▶ [WHAT TO PRODUCE] Give every entry again, unchanged, and leave its images out.

▶ [SUPPLIED DATA]
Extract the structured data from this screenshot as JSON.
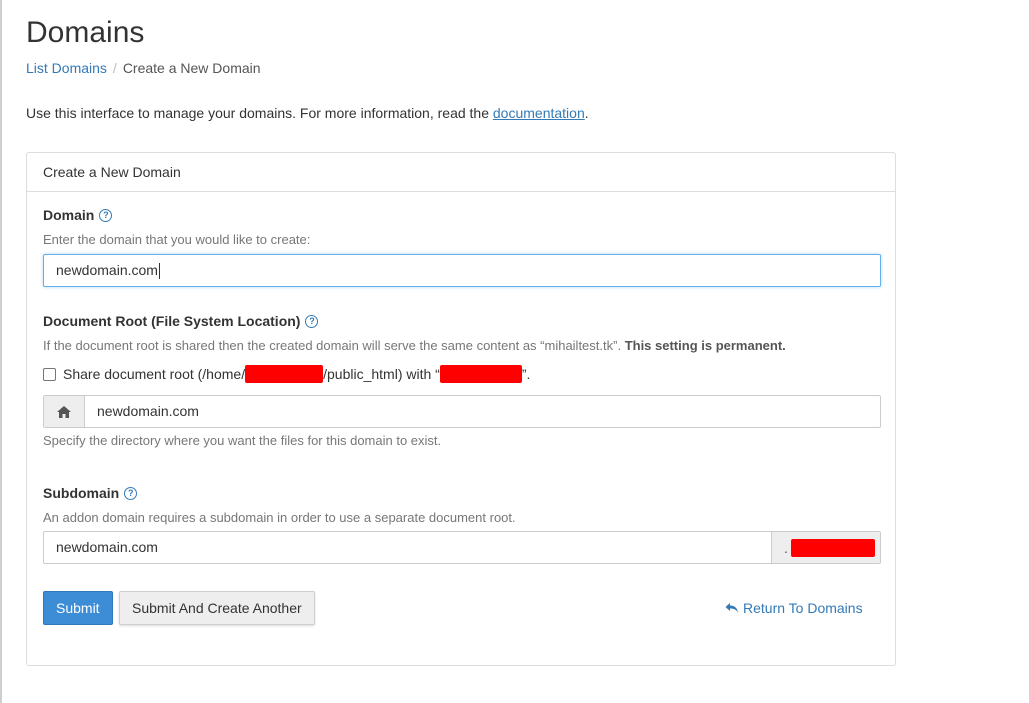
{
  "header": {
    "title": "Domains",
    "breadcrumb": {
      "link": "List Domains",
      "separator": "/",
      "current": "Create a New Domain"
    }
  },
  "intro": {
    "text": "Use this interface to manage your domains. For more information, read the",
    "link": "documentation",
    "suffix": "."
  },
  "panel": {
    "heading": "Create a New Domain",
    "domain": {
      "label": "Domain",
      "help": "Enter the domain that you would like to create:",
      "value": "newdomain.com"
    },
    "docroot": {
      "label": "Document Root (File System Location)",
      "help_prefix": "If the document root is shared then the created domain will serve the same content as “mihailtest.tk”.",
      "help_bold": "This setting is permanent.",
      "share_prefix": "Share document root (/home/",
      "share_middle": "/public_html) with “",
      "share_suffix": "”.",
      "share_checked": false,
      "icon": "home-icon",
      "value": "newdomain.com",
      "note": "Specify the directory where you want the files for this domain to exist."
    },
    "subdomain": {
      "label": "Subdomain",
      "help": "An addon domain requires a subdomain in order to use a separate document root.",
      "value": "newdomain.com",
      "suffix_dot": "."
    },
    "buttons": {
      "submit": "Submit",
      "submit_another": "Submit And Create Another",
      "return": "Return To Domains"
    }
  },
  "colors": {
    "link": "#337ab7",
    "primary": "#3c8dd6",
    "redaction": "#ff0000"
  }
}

▶ [RESPONSE TO THIS EXERCISE]
Extract the structured data from this screenshot as JSON.
{
  "header": {
    "title": "Domains",
    "breadcrumb": {
      "link": "List Domains",
      "separator": "/",
      "current": "Create a New Domain"
    }
  },
  "intro": {
    "text": "Use this interface to manage your domains. For more information, read the",
    "link": "documentation",
    "suffix": "."
  },
  "panel": {
    "heading": "Create a New Domain",
    "domain": {
      "label": "Domain",
      "help": "Enter the domain that you would like to create:",
      "value": "newdomain.com"
    },
    "docroot": {
      "label": "Document Root (File System Location)",
      "help_prefix": "If the document root is shared then the created domain will serve the same content as “mihailtest.tk”.",
      "help_bold": "This setting is permanent.",
      "share_prefix": "Share document root (/home/",
      "share_middle": "/public_html) with “",
      "share_suffix": "”.",
      "share_checked": false,
      "icon": "home-icon",
      "value": "newdomain.com",
      "note": "Specify the directory where you want the files for this domain to exist."
    },
    "subdomain": {
      "label": "Subdomain",
      "help": "An addon domain requires a subdomain in order to use a separate document root.",
      "value": "newdomain.com",
      "suffix_dot": "."
    },
    "buttons": {
      "submit": "Submit",
      "submit_another": "Submit And Create Another",
      "return": "Return To Domains"
    }
  },
  "colors": {
    "link": "#337ab7",
    "primary": "#3c8dd6",
    "redaction": "#ff0000"
  }
}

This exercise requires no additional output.